━━ RECORDS
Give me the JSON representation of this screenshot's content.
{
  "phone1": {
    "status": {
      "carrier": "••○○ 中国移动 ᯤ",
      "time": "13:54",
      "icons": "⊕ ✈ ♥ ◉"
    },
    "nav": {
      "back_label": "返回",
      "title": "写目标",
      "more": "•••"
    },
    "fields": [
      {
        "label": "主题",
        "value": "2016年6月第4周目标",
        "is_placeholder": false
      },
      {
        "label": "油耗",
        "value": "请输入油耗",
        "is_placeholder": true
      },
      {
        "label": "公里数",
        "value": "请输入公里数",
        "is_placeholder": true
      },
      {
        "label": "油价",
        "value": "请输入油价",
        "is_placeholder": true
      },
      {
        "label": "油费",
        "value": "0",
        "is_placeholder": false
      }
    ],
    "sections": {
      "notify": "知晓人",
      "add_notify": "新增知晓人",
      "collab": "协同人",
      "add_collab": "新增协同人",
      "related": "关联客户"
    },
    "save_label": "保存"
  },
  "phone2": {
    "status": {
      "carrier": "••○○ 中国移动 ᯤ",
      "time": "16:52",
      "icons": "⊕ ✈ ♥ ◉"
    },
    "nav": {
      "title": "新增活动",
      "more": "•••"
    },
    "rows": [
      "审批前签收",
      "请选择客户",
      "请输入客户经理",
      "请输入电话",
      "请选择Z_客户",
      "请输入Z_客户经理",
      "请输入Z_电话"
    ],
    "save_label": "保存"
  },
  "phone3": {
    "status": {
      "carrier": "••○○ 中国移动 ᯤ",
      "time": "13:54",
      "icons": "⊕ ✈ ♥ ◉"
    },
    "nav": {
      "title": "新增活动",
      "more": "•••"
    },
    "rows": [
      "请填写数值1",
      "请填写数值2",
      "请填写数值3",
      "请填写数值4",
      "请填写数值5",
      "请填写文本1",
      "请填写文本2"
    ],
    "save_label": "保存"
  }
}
━━━━
WHAT YOU NEED TO DO:
Word for word, write out the data.

SOLUTION TO THE PROBLEM:
Give me the JSON representation of this screenshot's content.
{
  "phone1": {
    "status": {
      "carrier": "••○○ 中国移动 ᯤ",
      "time": "13:54",
      "icons": "⊕ ✈ ♥ ◉"
    },
    "nav": {
      "back_label": "返回",
      "title": "写目标",
      "more": "•••"
    },
    "fields": [
      {
        "label": "主题",
        "value": "2016年6月第4周目标",
        "is_placeholder": false
      },
      {
        "label": "油耗",
        "value": "请输入油耗",
        "is_placeholder": true
      },
      {
        "label": "公里数",
        "value": "请输入公里数",
        "is_placeholder": true
      },
      {
        "label": "油价",
        "value": "请输入油价",
        "is_placeholder": true
      },
      {
        "label": "油费",
        "value": "0",
        "is_placeholder": false
      }
    ],
    "sections": {
      "notify": "知晓人",
      "add_notify": "新增知晓人",
      "collab": "协同人",
      "add_collab": "新增协同人",
      "related": "关联客户"
    },
    "save_label": "保存"
  },
  "phone2": {
    "status": {
      "carrier": "••○○ 中国移动 ᯤ",
      "time": "16:52",
      "icons": "⊕ ✈ ♥ ◉"
    },
    "nav": {
      "title": "新增活动",
      "more": "•••"
    },
    "rows": [
      "审批前签收",
      "请选择客户",
      "请输入客户经理",
      "请输入电话",
      "请选择Z_客户",
      "请输入Z_客户经理",
      "请输入Z_电话"
    ],
    "save_label": "保存"
  },
  "phone3": {
    "status": {
      "carrier": "••○○ 中国移动 ᯤ",
      "time": "13:54",
      "icons": "⊕ ✈ ♥ ◉"
    },
    "nav": {
      "title": "新增活动",
      "more": "•••"
    },
    "rows": [
      "请填写数值1",
      "请填写数值2",
      "请填写数值3",
      "请填写数值4",
      "请填写数值5",
      "请填写文本1",
      "请填写文本2"
    ],
    "save_label": "保存"
  }
}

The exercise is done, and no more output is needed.